• **RECORDS SHOWN**:
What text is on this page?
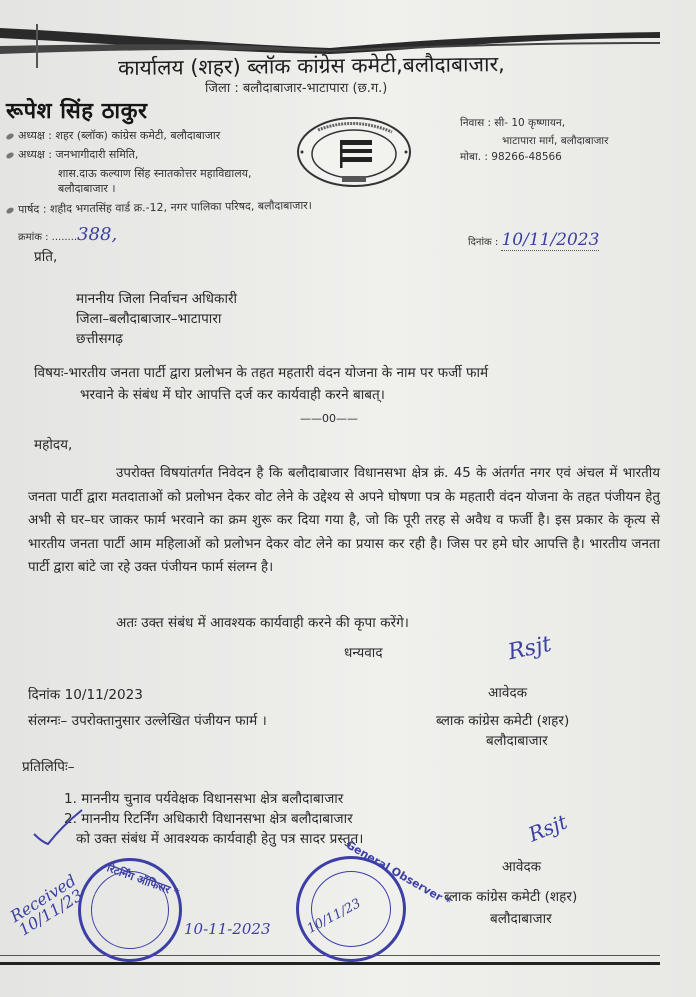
कार्यालय (शहर) ब्लॉक कांग्रेस कमेटी,बलौदाबाजार,
जिला : बलौदाबाजार-भाटापारा (छ.ग.)
रूपेश सिंह ठाकुर
अध्यक्ष : शहर (ब्लॉक) कांग्रेस कमेटी, बलौदाबाजार
अध्यक्ष : जनभागीदारी समिति,
शास.दाऊ कल्याण सिंह स्नातकोत्तर महाविद्यालय,
बलौदाबाजार ।
पार्षद : शहीद भगतसिंह वार्ड क्र.-12, नगर पालिका परिषद, बलौदाबाजार।
निवास : सी- 10 कृष्णायन,
भाटापारा मार्ग, बलौदाबाजार
मोबा. : 98266-48566
क्रमांक : ........388,	दिनांक : 10/11/2023
प्रति,
माननीय जिला निर्वाचन अधिकारी
जिला–बलौदाबाजार–भाटापारा
छत्तीसगढ़
विषयः-भारतीय जनता पार्टी द्वारा प्रलोभन के तहत महतारी वंदन योजना के नाम पर फर्जी फार्म
भरवाने के संबंध में घोर आपत्ति दर्ज कर कार्यवाही करने बाबत्।
——00——
महोदय,
उपरोक्त विषयांतर्गत निवेदन है कि बलौदाबाजार विधानसभा क्षेत्र क्रं. 45 के अंतर्गत नगर एवं अंचल में भारतीय जनता पार्टी द्वारा मतदाताओं को प्रलोभन देकर वोट लेने के उद्देश्य से अपने घोषणा पत्र के महतारी वंदन योजना के तहत पंजीयन हेतु अभी से घर–घर जाकर फार्म भरवाने का क्रम शुरू कर दिया गया है, जो कि पूरी तरह से अवैध व फर्जी है। इस प्रकार के कृत्य से भारतीय जनता पार्टी आम महिलाओं को प्रलोभन देकर वोट लेने का प्रयास कर रही है। जिस पर हमे घोर आपत्ति है। भारतीय जनता पार्टी द्वारा बांटे जा रहे उक्त पंजीयन फार्म संलग्न है।
अतः उक्त संबंध में आवश्यक कार्यवाही करने की कृपा करेंगे।
धन्यवाद	Rsjt
आवेदक
दिनांक 10/11/2023
संलग्नः– उपरोक्तानुसार उल्लेखित पंजीयन फार्म ।	ब्लाक कांग्रेस कमेटी (शहर)
बलौदाबाजार
प्रतिलिपिः–
1. माननीय चुनाव पर्यवेक्षक विधानसभा क्षेत्र बलौदाबाजार
2. माननीय रिटर्निंग अधिकारी विधानसभा क्षेत्र बलौदाबाजार
को उक्त संबंध में आवश्यक कार्यवाही हेतु पत्र सादर प्रस्तुत।	Rsjt
आवेदक
ब्लाक कांग्रेस कमेटी (शहर)
बलौदाबाजार
Received 10/11/23
रिटर्निंग ऑफिसर *
10-11-2023
General Observer *
10/11/23
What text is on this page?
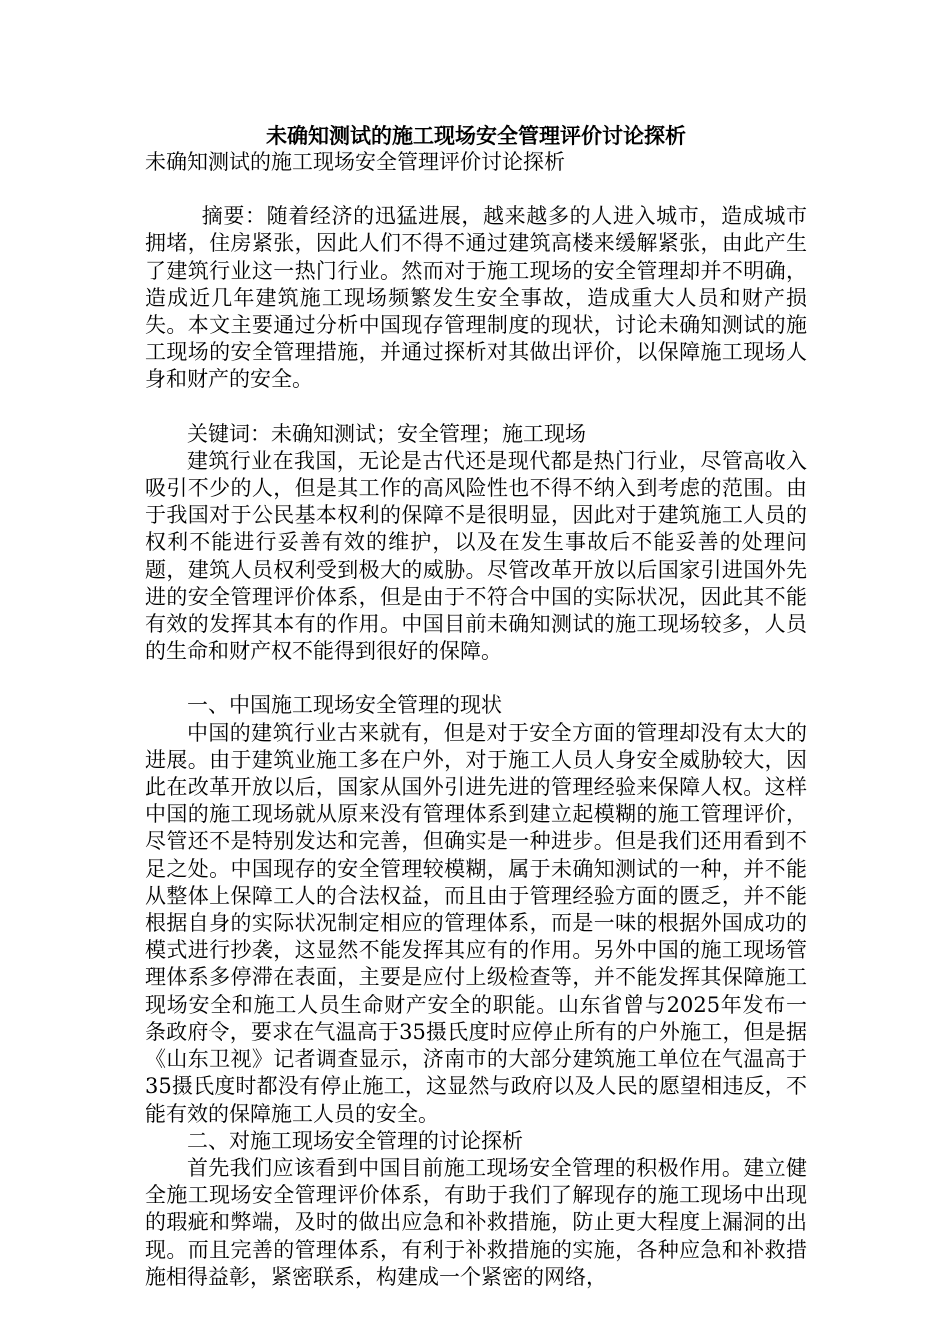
未确知测试的施工现场安全管理评价讨论探析

未确知测试的施工现场安全管理评价讨论探析

摘要：随着经济的迅猛进展，越来越多的人进入城市，造成城市拥堵，住房紧张，因此人们不得不通过建筑高楼来缓解紧张，由此产生了建筑行业这一热门行业。然而对于施工现场的安全管理却并不明确，造成近几年建筑施工现场频繁发生安全事故，造成重大人员和财产损失。本文主要通过分析中国现存管理制度的现状，讨论未确知测试的施工现场的安全管理措施，并通过探析对其做出评价，以保障施工现场人身和财产的安全。

关键词：未确知测试；安全管理；施工现场

建筑行业在我国，无论是古代还是现代都是热门行业，尽管高收入吸引不少的人，但是其工作的高风险性也不得不纳入到考虑的范围。由于我国对于公民基本权利的保障不是很明显，因此对于建筑施工人员的权利不能进行妥善有效的维护，以及在发生事故后不能妥善的处理问题，建筑人员权利受到极大的威胁。尽管改革开放以后国家引进国外先进的安全管理评价体系，但是由于不符合中国的实际状况，因此其不能有效的发挥其本有的作用。中国目前未确知测试的施工现场较多，人员的生命和财产权不能得到很好的保障。

一、中国施工现场安全管理的现状

中国的建筑行业古来就有，但是对于安全方面的管理却没有太大的进展。由于建筑业施工多在户外，对于施工人员人身安全威胁较大，因此在改革开放以后，国家从国外引进先进的管理经验来保障人权。这样中国的施工现场就从原来没有管理体系到建立起模糊的施工管理评价，尽管还不是特别发达和完善，但确实是一种进步。但是我们还用看到不足之处。中国现存的安全管理较模糊，属于未确知测试的一种，并不能从整体上保障工人的合法权益，而且由于管理经验方面的匮乏，并不能根据自身的实际状况制定相应的管理体系，而是一味的根据外国成功的模式进行抄袭，这显然不能发挥其应有的作用。另外中国的施工现场管理体系多停滞在表面，主要是应付上级检查等，并不能发挥其保障施工现场安全和施工人员生命财产安全的职能。山东省曾与2025年发布一条政府令，要求在气温高于35摄氏度时应停止所有的户外施工，但是据《山东卫视》记者调查显示，济南市的大部分建筑施工单位在气温高于35摄氏度时都没有停止施工，这显然与政府以及人民的愿望相违反，不能有效的保障施工人员的安全。

二、对施工现场安全管理的讨论探析

首先我们应该看到中国目前施工现场安全管理的积极作用。建立健全施工现场安全管理评价体系，有助于我们了解现存的施工现场中出现的瑕疵和弊端，及时的做出应急和补救措施，防止更大程度上漏洞的出现。而且完善的管理体系，有利于补救措施的实施，各种应急和补救措施相得益彰，紧密联系，构建成一个紧密的网络，
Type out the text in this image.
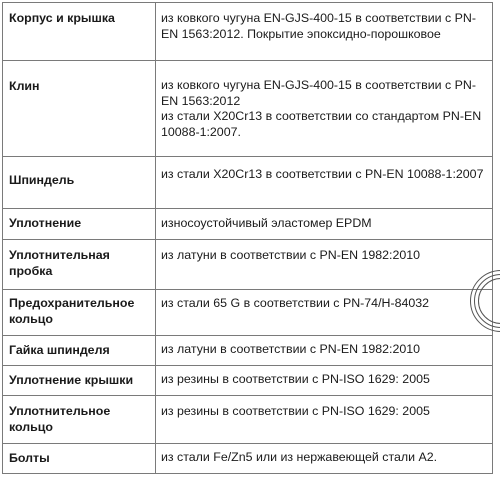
Корпус и крышка	из ковкого чугуна EN-GJS-400-15 в соответствии с PN-EN 1563:2012. Покрытие эпоксидно-порошковое

Клин	из ковкого чугуна EN-GJS-400-15 в соответствии с PN-EN 1563:2012
из стали X20Cr13 в соответствии со стандартом PN-EN 10088-1:2007.

Шпиндель	из стали X20Cr13 в соответствии с PN-EN 10088-1:2007

Уплотнение	износоустойчивый эластомер EPDM

Уплотнительная пробка	из латуни в соответствии с PN-EN 1982:2010

Предохранительное кольцо	из стали 65 G в соответствии с PN-74/H-84032

Гайка шпинделя	из латуни в соответствии с PN-EN 1982:2010

Уплотнение крышки	из резины в соответствии с PN-ISO 1629: 2005

Уплотнительное кольцо	из резины в соответствии с PN-ISO 1629: 2005

Болты	из стали Fe/Zn5 или из нержавеющей стали A2.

• **WHAT IS ASKED**: Leave the pictures out and output the rest of the listing exactly.

• **ANSWER BELOW**:
What text is on this page?
कार्यालय (शहर) ब्लॉक कांग्रेस कमेटी,बलौदाबाजार,
जिला : बलौदाबाजार-भाटापारा (छ.ग.)
रूपेश सिंह ठाकुर
अध्यक्ष : शहर (ब्लॉक) कांग्रेस कमेटी, बलौदाबाजार
अध्यक्ष : जनभागीदारी समिति,
शास.दाऊ कल्याण सिंह स्नातकोत्तर महाविद्यालय,
बलौदाबाजार ।
पार्षद : शहीद भगतसिंह वार्ड क्र.-12, नगर पालिका परिषद, बलौदाबाजार।
निवास : सी- 10 कृष्णायन,
भाटापारा मार्ग, बलौदाबाजार
मोबा. : 98266-48566
क्रमांक : ........388,	दिनांक : 10/11/2023
प्रति,
माननीय जिला निर्वाचन अधिकारी
जिला–बलौदाबाजार–भाटापारा
छत्तीसगढ़
विषयः-भारतीय जनता पार्टी द्वारा प्रलोभन के तहत महतारी वंदन योजना के नाम पर फर्जी फार्म
भरवाने के संबंध में घोर आपत्ति दर्ज कर कार्यवाही करने बाबत्।
——00——
महोदय,
उपरोक्त विषयांतर्गत निवेदन है कि बलौदाबाजार विधानसभा क्षेत्र क्रं. 45 के अंतर्गत नगर एवं अंचल में भारतीय जनता पार्टी द्वारा मतदाताओं को प्रलोभन देकर वोट लेने के उद्देश्य से अपने घोषणा पत्र के महतारी वंदन योजना के तहत पंजीयन हेतु अभी से घर–घर जाकर फार्म भरवाने का क्रम शुरू कर दिया गया है, जो कि पूरी तरह से अवैध व फर्जी है। इस प्रकार के कृत्य से भारतीय जनता पार्टी आम महिलाओं को प्रलोभन देकर वोट लेने का प्रयास कर रही है। जिस पर हमे घोर आपत्ति है। भारतीय जनता पार्टी द्वारा बांटे जा रहे उक्त पंजीयन फार्म संलग्न है।
अतः उक्त संबंध में आवश्यक कार्यवाही करने की कृपा करेंगे।
धन्यवाद	Rsjt
आवेदक
दिनांक 10/11/2023
संलग्नः– उपरोक्तानुसार उल्लेखित पंजीयन फार्म ।	ब्लाक कांग्रेस कमेटी (शहर)
बलौदाबाजार
प्रतिलिपिः–
1. माननीय चुनाव पर्यवेक्षक विधानसभा क्षेत्र बलौदाबाजार
2. माननीय रिटर्निंग अधिकारी विधानसभा क्षेत्र बलौदाबाजार
को उक्त संबंध में आवश्यक कार्यवाही हेतु पत्र सादर प्रस्तुत।	Rsjt
आवेदक
ब्लाक कांग्रेस कमेटी (शहर)
बलौदाबाजार
Received 10/11/23
रिटर्निंग ऑफिसर *
10-11-2023
General Observer *
10/11/23
What text is on this page?
未确知测试的施工现场安全管理评价讨论探析

未确知测试的施工现场安全管理评价讨论探析

摘要：随着经济的迅猛进展，越来越多的人进入城市，造成城市拥堵，住房紧张，因此人们不得不通过建筑高楼来缓解紧张，由此产生了建筑行业这一热门行业。然而对于施工现场的安全管理却并不明确，造成近几年建筑施工现场频繁发生安全事故，造成重大人员和财产损失。本文主要通过分析中国现存管理制度的现状，讨论未确知测试的施工现场的安全管理措施，并通过探析对其做出评价，以保障施工现场人身和财产的安全。

关键词：未确知测试；安全管理；施工现场

建筑行业在我国，无论是古代还是现代都是热门行业，尽管高收入吸引不少的人，但是其工作的高风险性也不得不纳入到考虑的范围。由于我国对于公民基本权利的保障不是很明显，因此对于建筑施工人员的权利不能进行妥善有效的维护，以及在发生事故后不能妥善的处理问题，建筑人员权利受到极大的威胁。尽管改革开放以后国家引进国外先进的安全管理评价体系，但是由于不符合中国的实际状况，因此其不能有效的发挥其本有的作用。中国目前未确知测试的施工现场较多，人员的生命和财产权不能得到很好的保障。

一、中国施工现场安全管理的现状

中国的建筑行业古来就有，但是对于安全方面的管理却没有太大的进展。由于建筑业施工多在户外，对于施工人员人身安全威胁较大，因此在改革开放以后，国家从国外引进先进的管理经验来保障人权。这样中国的施工现场就从原来没有管理体系到建立起模糊的施工管理评价，尽管还不是特别发达和完善，但确实是一种进步。但是我们还用看到不足之处。中国现存的安全管理较模糊，属于未确知测试的一种，并不能从整体上保障工人的合法权益，而且由于管理经验方面的匮乏，并不能根据自身的实际状况制定相应的管理体系，而是一味的根据外国成功的模式进行抄袭，这显然不能发挥其应有的作用。另外中国的施工现场管理体系多停滞在表面，主要是应付上级检查等，并不能发挥其保障施工现场安全和施工人员生命财产安全的职能。山东省曾与2025年发布一条政府令，要求在气温高于35摄氏度时应停止所有的户外施工，但是据《山东卫视》记者调查显示，济南市的大部分建筑施工单位在气温高于35摄氏度时都没有停止施工，这显然与政府以及人民的愿望相违反，不能有效的保障施工人员的安全。

二、对施工现场安全管理的讨论探析

首先我们应该看到中国目前施工现场安全管理的积极作用。建立健全施工现场安全管理评价体系，有助于我们了解现存的施工现场中出现的瑕疵和弊端，及时的做出应急和补救措施，防止更大程度上漏洞的出现。而且完善的管理体系，有利于补救措施的实施，各种应急和补救措施相得益彰，紧密联系，构建成一个紧密的网络，
Type out the text in this image.
Корпус и крышка	из ковкого чугуна EN-GJS-400-15 в соответствии с PN-EN 1563:2012. Покрытие эпоксидно-порошковое

Клин	из ковкого чугуна EN-GJS-400-15 в соответствии с PN-EN 1563:2012
из стали X20Cr13 в соответствии со стандартом PN-EN 10088-1:2007.

Шпиндель	из стали X20Cr13 в соответствии с PN-EN 10088-1:2007

Уплотнение	износоустойчивый эластомер EPDM

Уплотнительная пробка	из латуни в соответствии с PN-EN 1982:2010

Предохранительное кольцо	из стали 65 G в соответствии с PN-74/H-84032

Гайка шпинделя	из латуни в соответствии с PN-EN 1982:2010

Уплотнение крышки	из резины в соответствии с PN-ISO 1629: 2005

Уплотнительное кольцо	из резины в соответствии с PN-ISO 1629: 2005

Болты	из стали Fe/Zn5 или из нержавеющей стали A2.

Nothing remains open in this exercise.